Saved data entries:
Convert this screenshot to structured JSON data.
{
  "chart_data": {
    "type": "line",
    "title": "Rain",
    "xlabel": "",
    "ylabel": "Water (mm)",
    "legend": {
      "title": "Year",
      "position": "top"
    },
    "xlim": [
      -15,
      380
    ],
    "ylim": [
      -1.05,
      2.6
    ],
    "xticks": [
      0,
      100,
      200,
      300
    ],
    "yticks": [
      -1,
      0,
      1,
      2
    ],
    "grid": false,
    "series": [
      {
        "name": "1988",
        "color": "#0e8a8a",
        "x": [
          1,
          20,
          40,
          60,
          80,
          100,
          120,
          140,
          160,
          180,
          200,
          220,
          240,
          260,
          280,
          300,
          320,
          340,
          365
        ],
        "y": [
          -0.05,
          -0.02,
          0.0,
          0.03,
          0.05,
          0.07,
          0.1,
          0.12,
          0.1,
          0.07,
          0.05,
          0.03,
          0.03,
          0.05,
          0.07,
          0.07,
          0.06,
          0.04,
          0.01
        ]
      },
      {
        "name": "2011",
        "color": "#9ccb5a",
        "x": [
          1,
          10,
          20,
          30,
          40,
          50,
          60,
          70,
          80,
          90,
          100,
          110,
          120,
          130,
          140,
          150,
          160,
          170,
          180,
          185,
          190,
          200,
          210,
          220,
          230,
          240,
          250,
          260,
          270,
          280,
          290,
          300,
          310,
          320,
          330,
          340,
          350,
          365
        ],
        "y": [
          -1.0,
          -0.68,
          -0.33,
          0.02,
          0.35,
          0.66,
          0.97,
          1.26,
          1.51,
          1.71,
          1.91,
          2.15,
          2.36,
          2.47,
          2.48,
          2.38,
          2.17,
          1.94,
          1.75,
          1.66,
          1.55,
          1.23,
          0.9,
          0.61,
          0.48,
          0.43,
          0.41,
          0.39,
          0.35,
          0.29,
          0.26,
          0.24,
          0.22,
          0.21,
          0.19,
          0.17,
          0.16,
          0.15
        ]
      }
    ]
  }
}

▸ **Goal of the exercise**:
Type out the whole listing above again, exactly as it stands.

▸ **Solution below**:
Convert this screenshot to structured JSON data.
{
  "chart_data": {
    "type": "line",
    "title": "Rain",
    "xlabel": "",
    "ylabel": "Water (mm)",
    "legend": {
      "title": "Year",
      "position": "top"
    },
    "xlim": [
      -15,
      380
    ],
    "ylim": [
      -1.05,
      2.6
    ],
    "xticks": [
      0,
      100,
      200,
      300
    ],
    "yticks": [
      -1,
      0,
      1,
      2
    ],
    "grid": false,
    "series": [
      {
        "name": "1988",
        "color": "#0e8a8a",
        "x": [
          1,
          20,
          40,
          60,
          80,
          100,
          120,
          140,
          160,
          180,
          200,
          220,
          240,
          260,
          280,
          300,
          320,
          340,
          365
        ],
        "y": [
          -0.05,
          -0.02,
          0.0,
          0.03,
          0.05,
          0.07,
          0.1,
          0.12,
          0.1,
          0.07,
          0.05,
          0.03,
          0.03,
          0.05,
          0.07,
          0.07,
          0.06,
          0.04,
          0.01
        ]
      },
      {
        "name": "2011",
        "color": "#9ccb5a",
        "x": [
          1,
          10,
          20,
          30,
          40,
          50,
          60,
          70,
          80,
          90,
          100,
          110,
          120,
          130,
          140,
          150,
          160,
          170,
          180,
          185,
          190,
          200,
          210,
          220,
          230,
          240,
          250,
          260,
          270,
          280,
          290,
          300,
          310,
          320,
          330,
          340,
          350,
          365
        ],
        "y": [
          -1.0,
          -0.68,
          -0.33,
          0.02,
          0.35,
          0.66,
          0.97,
          1.26,
          1.51,
          1.71,
          1.91,
          2.15,
          2.36,
          2.47,
          2.48,
          2.38,
          2.17,
          1.94,
          1.75,
          1.66,
          1.55,
          1.23,
          0.9,
          0.61,
          0.48,
          0.43,
          0.41,
          0.39,
          0.35,
          0.29,
          0.26,
          0.24,
          0.22,
          0.21,
          0.19,
          0.17,
          0.16,
          0.15
        ]
      }
    ]
  }
}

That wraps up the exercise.